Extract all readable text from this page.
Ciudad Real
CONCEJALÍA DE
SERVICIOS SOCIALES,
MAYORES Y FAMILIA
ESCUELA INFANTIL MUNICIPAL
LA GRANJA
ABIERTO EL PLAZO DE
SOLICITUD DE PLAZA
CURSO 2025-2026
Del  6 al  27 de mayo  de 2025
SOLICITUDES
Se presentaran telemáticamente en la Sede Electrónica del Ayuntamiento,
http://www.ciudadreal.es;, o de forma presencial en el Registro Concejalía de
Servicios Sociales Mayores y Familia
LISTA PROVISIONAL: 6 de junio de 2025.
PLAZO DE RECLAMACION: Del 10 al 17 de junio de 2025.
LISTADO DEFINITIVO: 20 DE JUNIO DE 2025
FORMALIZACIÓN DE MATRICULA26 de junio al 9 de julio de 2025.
*****
_EXERCISE OBJECTIVE:_
Scan the data above; copy every line where "PLAZO" appears.

_SOLUTION TO THIS PROBLEM:_
ABIERTO EL PLAZO DE
PLAZO DE RECLAMACION: Del 10 al 17 de junio de 2025.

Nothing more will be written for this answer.